Exercise:
Which lines below hold the word "знака"? Copy all of them.

(Data items)
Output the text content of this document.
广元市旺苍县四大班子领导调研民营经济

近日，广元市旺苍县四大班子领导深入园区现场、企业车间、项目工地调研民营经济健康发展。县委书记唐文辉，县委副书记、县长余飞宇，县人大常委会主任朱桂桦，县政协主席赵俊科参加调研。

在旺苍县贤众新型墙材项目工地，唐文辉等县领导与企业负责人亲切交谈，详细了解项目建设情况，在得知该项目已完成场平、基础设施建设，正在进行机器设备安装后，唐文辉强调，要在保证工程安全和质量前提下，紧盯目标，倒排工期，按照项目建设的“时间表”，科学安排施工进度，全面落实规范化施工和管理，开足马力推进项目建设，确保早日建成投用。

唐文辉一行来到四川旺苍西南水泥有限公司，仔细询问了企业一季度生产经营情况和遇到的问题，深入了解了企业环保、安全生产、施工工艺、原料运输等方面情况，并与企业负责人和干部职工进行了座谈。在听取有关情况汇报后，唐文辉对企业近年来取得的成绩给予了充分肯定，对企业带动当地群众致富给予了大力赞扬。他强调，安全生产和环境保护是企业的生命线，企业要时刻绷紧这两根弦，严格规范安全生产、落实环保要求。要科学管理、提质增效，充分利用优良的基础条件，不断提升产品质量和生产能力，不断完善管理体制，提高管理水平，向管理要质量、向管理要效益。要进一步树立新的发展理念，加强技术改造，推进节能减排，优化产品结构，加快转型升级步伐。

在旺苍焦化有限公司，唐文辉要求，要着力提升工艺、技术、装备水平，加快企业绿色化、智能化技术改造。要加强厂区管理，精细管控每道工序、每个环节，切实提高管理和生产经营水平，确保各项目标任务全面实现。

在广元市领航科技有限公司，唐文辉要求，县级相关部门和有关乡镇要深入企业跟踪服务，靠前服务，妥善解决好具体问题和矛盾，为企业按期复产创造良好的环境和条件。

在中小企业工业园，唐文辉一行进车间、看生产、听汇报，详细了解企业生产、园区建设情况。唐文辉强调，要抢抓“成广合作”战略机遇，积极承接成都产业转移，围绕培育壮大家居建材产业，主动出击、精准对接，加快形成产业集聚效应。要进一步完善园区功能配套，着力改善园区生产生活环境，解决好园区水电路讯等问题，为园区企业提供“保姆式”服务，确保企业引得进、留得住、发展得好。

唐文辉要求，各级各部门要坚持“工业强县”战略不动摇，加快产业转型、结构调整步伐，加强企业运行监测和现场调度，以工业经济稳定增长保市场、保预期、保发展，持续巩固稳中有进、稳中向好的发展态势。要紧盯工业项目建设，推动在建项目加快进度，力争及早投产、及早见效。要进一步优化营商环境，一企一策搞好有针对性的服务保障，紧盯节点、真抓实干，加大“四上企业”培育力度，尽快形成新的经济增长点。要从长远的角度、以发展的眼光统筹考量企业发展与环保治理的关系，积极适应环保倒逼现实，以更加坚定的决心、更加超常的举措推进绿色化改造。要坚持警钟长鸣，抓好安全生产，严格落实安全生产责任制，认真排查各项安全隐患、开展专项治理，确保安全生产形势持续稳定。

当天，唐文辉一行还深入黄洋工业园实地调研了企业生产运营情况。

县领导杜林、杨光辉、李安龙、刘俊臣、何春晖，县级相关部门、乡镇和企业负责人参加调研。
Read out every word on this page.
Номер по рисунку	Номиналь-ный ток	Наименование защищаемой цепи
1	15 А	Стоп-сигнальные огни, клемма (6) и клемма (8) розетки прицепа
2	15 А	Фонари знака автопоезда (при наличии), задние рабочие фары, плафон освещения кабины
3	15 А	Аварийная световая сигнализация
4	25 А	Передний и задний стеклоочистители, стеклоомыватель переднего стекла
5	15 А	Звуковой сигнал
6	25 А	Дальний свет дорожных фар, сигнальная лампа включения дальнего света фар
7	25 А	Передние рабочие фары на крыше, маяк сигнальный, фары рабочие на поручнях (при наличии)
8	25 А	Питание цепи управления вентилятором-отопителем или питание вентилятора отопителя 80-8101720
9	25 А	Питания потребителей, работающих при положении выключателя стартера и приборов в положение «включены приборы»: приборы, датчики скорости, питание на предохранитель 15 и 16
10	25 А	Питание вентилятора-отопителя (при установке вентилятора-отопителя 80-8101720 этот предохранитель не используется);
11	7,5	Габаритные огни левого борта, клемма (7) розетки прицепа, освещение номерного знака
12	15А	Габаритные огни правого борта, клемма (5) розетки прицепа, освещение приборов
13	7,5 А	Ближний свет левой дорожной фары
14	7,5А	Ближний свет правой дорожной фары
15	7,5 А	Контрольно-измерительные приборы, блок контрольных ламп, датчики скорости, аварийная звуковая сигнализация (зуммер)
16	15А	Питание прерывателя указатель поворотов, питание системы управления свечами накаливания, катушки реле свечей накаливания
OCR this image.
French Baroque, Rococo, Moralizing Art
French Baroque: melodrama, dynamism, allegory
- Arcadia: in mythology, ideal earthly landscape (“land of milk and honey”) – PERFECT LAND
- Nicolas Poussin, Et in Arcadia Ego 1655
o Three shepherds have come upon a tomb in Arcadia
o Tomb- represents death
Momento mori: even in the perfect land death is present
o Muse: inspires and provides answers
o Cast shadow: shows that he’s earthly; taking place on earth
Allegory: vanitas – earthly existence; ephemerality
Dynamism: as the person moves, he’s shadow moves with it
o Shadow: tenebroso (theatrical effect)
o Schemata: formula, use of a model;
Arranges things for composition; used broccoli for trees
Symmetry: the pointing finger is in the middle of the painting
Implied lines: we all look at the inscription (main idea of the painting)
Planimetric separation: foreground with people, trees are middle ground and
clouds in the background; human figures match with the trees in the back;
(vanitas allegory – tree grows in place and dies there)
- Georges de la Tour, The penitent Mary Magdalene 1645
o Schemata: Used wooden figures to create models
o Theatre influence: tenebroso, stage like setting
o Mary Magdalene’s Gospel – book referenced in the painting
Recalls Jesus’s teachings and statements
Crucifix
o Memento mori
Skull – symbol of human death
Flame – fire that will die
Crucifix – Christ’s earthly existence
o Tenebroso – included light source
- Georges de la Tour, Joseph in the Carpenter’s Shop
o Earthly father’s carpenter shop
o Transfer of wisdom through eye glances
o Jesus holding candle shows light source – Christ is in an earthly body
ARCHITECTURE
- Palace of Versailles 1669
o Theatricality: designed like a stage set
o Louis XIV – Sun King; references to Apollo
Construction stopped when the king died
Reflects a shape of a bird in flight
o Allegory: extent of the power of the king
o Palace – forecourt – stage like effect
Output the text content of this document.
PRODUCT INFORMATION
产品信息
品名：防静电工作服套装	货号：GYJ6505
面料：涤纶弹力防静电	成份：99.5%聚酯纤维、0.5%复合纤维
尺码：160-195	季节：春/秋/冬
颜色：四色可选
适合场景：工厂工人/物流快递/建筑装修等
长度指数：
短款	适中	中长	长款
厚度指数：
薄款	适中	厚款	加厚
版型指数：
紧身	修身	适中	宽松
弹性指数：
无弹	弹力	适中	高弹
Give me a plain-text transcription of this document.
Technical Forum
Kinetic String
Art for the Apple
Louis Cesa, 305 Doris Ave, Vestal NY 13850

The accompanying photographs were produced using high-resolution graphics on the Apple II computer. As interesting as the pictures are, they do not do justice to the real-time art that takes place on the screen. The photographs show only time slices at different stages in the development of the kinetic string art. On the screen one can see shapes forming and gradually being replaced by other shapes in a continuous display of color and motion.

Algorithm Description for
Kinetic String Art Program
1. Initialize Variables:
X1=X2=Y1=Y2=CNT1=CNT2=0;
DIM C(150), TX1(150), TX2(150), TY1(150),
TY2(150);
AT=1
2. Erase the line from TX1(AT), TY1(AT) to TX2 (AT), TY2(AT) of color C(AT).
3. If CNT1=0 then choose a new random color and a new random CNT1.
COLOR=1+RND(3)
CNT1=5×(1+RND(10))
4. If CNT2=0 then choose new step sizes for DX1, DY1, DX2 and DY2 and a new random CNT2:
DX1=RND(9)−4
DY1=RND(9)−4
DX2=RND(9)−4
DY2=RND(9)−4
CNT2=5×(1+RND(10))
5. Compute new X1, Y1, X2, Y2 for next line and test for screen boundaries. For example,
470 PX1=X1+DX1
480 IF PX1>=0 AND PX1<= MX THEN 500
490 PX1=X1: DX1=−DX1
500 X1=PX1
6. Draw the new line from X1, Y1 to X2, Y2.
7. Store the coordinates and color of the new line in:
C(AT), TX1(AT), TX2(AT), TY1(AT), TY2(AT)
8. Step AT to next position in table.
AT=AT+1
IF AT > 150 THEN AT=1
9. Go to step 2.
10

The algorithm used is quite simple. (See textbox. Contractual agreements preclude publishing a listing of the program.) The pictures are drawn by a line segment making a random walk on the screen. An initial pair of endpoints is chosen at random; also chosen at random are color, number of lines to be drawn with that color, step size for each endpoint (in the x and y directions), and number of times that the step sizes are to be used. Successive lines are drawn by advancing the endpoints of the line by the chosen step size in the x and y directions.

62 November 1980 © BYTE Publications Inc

In response:
2	15 А	Фонари знака автопоезда (при наличии), задние рабочие фары, плафон освещения кабины
11	7,5	Габаритные огни левого борта, клемма (7) розетки прицепа, освещение номерного знака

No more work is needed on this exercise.